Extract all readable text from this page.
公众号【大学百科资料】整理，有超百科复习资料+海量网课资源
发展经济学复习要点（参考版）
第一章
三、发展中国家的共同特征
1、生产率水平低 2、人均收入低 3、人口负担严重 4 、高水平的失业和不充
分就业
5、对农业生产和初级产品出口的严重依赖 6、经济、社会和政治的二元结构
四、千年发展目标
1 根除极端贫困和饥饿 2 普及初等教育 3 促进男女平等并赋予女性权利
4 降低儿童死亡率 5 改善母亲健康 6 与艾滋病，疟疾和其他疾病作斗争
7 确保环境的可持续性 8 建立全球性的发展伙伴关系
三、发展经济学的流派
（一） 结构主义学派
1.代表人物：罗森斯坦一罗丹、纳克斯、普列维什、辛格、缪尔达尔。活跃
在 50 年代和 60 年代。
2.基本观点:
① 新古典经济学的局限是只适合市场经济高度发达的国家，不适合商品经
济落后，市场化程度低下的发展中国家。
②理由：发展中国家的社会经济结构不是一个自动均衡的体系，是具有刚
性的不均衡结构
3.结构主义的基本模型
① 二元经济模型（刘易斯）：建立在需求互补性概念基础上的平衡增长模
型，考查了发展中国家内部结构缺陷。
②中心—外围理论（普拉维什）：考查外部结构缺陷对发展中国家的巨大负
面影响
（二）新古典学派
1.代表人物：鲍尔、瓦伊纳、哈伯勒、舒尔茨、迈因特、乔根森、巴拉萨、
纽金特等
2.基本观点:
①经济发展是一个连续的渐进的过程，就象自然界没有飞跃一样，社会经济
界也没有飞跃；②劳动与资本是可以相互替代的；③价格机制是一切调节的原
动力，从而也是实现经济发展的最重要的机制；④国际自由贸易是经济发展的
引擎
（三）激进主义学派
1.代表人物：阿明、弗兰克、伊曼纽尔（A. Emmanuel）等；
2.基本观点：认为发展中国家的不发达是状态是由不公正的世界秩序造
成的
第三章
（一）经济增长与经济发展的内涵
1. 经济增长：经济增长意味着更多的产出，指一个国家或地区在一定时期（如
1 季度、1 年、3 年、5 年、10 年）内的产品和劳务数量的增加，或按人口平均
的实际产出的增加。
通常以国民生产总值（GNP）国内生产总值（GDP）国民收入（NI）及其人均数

____

Repeat all the entries word for word.

**THE SOLUTION**
Extract all readable text from this page.
公众号【大学百科资料】整理，有超百科复习资料+海量网课资源
发展经济学复习要点（参考版）
第一章
三、发展中国家的共同特征
1、生产率水平低 2、人均收入低 3、人口负担严重 4 、高水平的失业和不充
分就业
5、对农业生产和初级产品出口的严重依赖 6、经济、社会和政治的二元结构
四、千年发展目标
1 根除极端贫困和饥饿 2 普及初等教育 3 促进男女平等并赋予女性权利
4 降低儿童死亡率 5 改善母亲健康 6 与艾滋病，疟疾和其他疾病作斗争
7 确保环境的可持续性 8 建立全球性的发展伙伴关系
三、发展经济学的流派
（一） 结构主义学派
1.代表人物：罗森斯坦一罗丹、纳克斯、普列维什、辛格、缪尔达尔。活跃
在 50 年代和 60 年代。
2.基本观点:
① 新古典经济学的局限是只适合市场经济高度发达的国家，不适合商品经
济落后，市场化程度低下的发展中国家。
②理由：发展中国家的社会经济结构不是一个自动均衡的体系，是具有刚
性的不均衡结构
3.结构主义的基本模型
① 二元经济模型（刘易斯）：建立在需求互补性概念基础上的平衡增长模
型，考查了发展中国家内部结构缺陷。
②中心—外围理论（普拉维什）：考查外部结构缺陷对发展中国家的巨大负
面影响
（二）新古典学派
1.代表人物：鲍尔、瓦伊纳、哈伯勒、舒尔茨、迈因特、乔根森、巴拉萨、
纽金特等
2.基本观点:
①经济发展是一个连续的渐进的过程，就象自然界没有飞跃一样，社会经济
界也没有飞跃；②劳动与资本是可以相互替代的；③价格机制是一切调节的原
动力，从而也是实现经济发展的最重要的机制；④国际自由贸易是经济发展的
引擎
（三）激进主义学派
1.代表人物：阿明、弗兰克、伊曼纽尔（A. Emmanuel）等；
2.基本观点：认为发展中国家的不发达是状态是由不公正的世界秩序造
成的
第三章
（一）经济增长与经济发展的内涵
1. 经济增长：经济增长意味着更多的产出，指一个国家或地区在一定时期（如
1 季度、1 年、3 年、5 年、10 年）内的产品和劳务数量的增加，或按人口平均
的实际产出的增加。
通常以国民生产总值（GNP）国内生产总值（GDP）国民收入（NI）及其人均数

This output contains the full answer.